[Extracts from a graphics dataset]
· · · · ·

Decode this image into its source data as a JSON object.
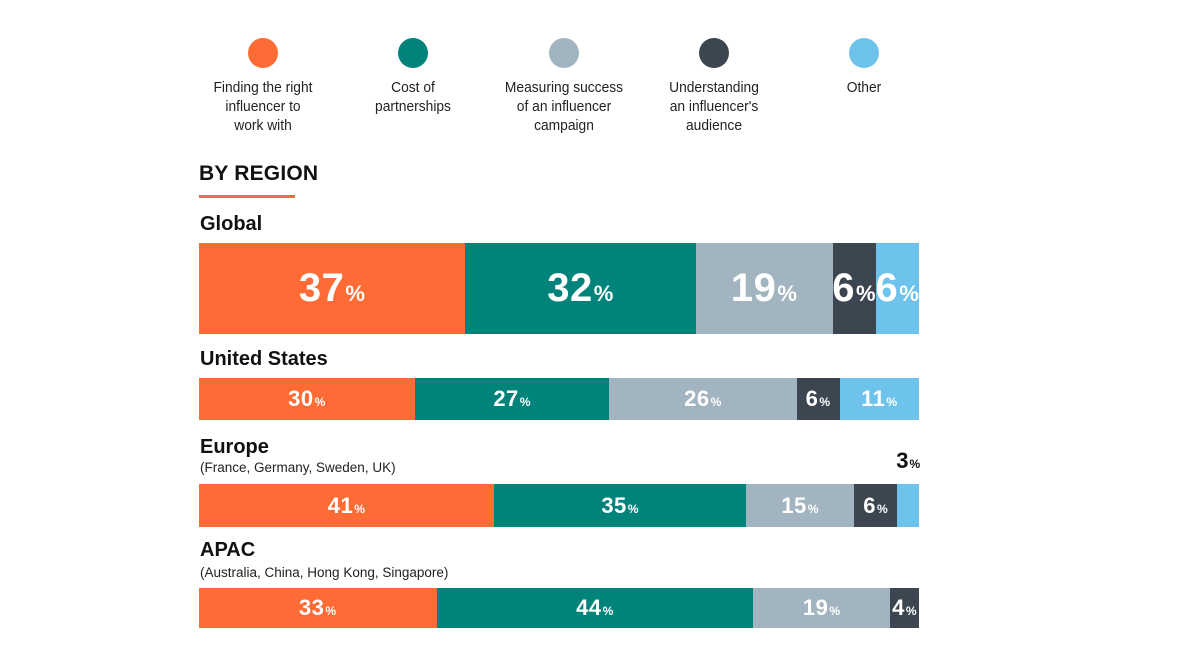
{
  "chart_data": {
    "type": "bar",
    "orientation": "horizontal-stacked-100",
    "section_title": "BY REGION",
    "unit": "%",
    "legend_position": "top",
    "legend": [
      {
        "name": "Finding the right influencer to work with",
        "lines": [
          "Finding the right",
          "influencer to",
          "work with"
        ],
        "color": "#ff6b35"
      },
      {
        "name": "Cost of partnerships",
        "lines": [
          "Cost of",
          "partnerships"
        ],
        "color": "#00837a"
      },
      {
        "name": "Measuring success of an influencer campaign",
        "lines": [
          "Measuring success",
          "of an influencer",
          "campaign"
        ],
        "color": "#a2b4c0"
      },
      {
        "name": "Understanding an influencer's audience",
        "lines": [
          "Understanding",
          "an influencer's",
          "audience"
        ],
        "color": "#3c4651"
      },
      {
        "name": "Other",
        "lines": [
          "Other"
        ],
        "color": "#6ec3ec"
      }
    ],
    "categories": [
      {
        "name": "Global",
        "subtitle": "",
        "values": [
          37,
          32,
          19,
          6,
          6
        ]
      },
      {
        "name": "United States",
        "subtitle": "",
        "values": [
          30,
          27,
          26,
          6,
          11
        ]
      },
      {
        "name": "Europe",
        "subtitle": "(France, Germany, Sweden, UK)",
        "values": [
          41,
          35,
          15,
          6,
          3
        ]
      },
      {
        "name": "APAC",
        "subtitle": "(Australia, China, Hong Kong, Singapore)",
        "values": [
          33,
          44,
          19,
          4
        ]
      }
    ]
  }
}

· · · · ·

» What the task requires: Without the pictures, output the full listing exactly as it stands.

» Written answer:
Decode this image into its source data as a JSON object.
{
  "chart_data": {
    "type": "bar",
    "orientation": "horizontal-stacked-100",
    "section_title": "BY REGION",
    "unit": "%",
    "legend_position": "top",
    "legend": [
      {
        "name": "Finding the right influencer to work with",
        "lines": [
          "Finding the right",
          "influencer to",
          "work with"
        ],
        "color": "#ff6b35"
      },
      {
        "name": "Cost of partnerships",
        "lines": [
          "Cost of",
          "partnerships"
        ],
        "color": "#00837a"
      },
      {
        "name": "Measuring success of an influencer campaign",
        "lines": [
          "Measuring success",
          "of an influencer",
          "campaign"
        ],
        "color": "#a2b4c0"
      },
      {
        "name": "Understanding an influencer's audience",
        "lines": [
          "Understanding",
          "an influencer's",
          "audience"
        ],
        "color": "#3c4651"
      },
      {
        "name": "Other",
        "lines": [
          "Other"
        ],
        "color": "#6ec3ec"
      }
    ],
    "categories": [
      {
        "name": "Global",
        "subtitle": "",
        "values": [
          37,
          32,
          19,
          6,
          6
        ]
      },
      {
        "name": "United States",
        "subtitle": "",
        "values": [
          30,
          27,
          26,
          6,
          11
        ]
      },
      {
        "name": "Europe",
        "subtitle": "(France, Germany, Sweden, UK)",
        "values": [
          41,
          35,
          15,
          6,
          3
        ]
      },
      {
        "name": "APAC",
        "subtitle": "(Australia, China, Hong Kong, Singapore)",
        "values": [
          33,
          44,
          19,
          4
        ]
      }
    ]
  }
}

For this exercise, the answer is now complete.